**Source passage**

● ● ● ● ● ● ●

I’ve shared on here before that when I was still in elementary school and we’d moved to South Carolina, the minister at our church began Becky’s Official (post-Little Golden Books and the book of poetry my mother had given me) Library. My books had been either hand-me-downs from or still belonged to my older siblings. Or they were library books that had to be returned.
To begin my own library was an amazing thing, and the books he bought me were from the Whitman Classics Library series, among them this one.
I loved Heidi. I re-read it often, each time with as much pleasure as the first. This is actually a rather lovely book.
Endpapers: Grandfather carrying Heidi in the snow.
Some illustrations are enhanced by a single color ink (GOATS!):
But others are in full color.

● ● ● ● ● ● ●

**Given records**
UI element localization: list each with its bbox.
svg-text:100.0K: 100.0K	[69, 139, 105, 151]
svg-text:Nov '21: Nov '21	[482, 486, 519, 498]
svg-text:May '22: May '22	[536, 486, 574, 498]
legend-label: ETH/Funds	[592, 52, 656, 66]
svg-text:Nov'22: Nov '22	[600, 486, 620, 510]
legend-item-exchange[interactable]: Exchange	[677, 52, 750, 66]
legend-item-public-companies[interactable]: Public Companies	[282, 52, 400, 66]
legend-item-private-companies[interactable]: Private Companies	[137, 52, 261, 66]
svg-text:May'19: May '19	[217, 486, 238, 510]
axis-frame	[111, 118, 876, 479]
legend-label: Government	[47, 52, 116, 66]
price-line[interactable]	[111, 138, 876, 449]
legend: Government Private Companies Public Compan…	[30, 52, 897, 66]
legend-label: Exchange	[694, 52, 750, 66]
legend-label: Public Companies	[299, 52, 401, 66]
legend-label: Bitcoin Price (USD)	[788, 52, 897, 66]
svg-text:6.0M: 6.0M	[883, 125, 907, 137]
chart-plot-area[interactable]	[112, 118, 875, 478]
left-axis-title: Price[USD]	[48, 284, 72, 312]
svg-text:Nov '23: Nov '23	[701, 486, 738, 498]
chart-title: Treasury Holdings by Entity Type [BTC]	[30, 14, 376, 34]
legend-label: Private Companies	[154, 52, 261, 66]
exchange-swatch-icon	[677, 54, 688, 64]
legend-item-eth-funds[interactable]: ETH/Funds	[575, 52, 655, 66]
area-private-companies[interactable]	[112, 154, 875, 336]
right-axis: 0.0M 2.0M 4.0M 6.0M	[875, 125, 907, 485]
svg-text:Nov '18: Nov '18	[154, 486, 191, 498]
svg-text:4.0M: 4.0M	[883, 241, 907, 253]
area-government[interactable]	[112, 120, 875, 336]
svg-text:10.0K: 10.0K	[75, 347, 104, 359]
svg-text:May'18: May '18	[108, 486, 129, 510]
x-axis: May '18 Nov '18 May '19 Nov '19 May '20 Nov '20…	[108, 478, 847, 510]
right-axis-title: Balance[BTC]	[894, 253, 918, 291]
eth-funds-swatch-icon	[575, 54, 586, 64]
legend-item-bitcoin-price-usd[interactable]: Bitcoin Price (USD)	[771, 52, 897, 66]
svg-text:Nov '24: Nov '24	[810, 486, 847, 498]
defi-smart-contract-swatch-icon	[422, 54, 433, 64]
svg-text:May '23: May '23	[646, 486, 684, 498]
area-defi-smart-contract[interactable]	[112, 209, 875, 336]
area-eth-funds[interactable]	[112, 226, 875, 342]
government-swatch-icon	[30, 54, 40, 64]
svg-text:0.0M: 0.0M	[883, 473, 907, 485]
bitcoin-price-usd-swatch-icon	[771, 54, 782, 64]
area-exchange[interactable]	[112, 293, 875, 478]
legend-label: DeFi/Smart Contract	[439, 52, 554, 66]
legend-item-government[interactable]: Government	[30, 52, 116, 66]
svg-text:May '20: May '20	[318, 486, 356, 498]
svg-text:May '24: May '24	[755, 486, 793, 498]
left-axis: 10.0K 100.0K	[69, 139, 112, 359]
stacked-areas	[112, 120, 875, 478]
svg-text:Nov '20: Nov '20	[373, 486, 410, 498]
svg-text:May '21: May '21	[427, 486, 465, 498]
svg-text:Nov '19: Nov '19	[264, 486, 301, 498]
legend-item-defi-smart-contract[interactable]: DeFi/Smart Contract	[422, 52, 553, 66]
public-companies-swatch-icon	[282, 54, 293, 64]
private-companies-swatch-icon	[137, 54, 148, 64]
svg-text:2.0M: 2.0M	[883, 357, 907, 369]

● ● ● ● ● ● ●

**Set of tasks**
1. Using the passage about the childhood copy of Heidi, decide whether each statement below agrees with it. Answer yes or no for each, and quote the deciding words of the passage.
(a) The minister started the library after the family had moved to South Carolina.
(b) The books the minister bought came from the Whitman Classics Library series.
(c) Every illustration in the book is printed in full color.
2. Write a continuation of the passage about the childhood copy of Heidi, starting after its last sentence.

**Task-by-task results**
1.
(a) Yes: "when I was still in elementary school and we’d moved to South Carolina, the minister at our church began Becky’s Official (post-Little Golden Books and the book of poetry my mother had given me) Library"
(b) Yes: "the books he bought me were from the Whitman Classics Library series"
(c) No: "Some illustrations are enhanced by a single color ink (GOATS!)"

2.
Heidi reunites with Grandmother:
Heidi watches Grandfather with Clara:
I took this book off the shelf today to show Tom, and though it’s been decades since I read it, I could remember everyone’s names as I flipped through it to look at the illustrations. That’s how much I must have loved and internalized this book.
The reason I pulled it down is because today, Tom discovered the secret to getting me up, showered, dressed, and out the door in record time. “There’s an estate sale at the two-story white house around the corner and they have BARBIES.”
I honestly thought a six-feet-plus-tall guy and I might come to blows over a few of those dolls (and OH THERE WERE DOZENS). I couldn’t possibly have bought all the ones I wanted because I’m not rich. But among the ones I got–an absolutely sentimental buy–is this one.
I was unfamiliar with Mattel’s “When I Read, I Dream” series from 2001. But now I have Heidi, and there are MORE GOATS to look at.
Nice find. Tall Guy and I even managed to make a few trades peacefully.
I’ve found certain stressors to have surprising impacts.
After a major earthquake, font, front and fault, regardless of context, always became font. I had to stop, breathe, calm, think, focus on my mouth movment, and maybe, just maybe its not font.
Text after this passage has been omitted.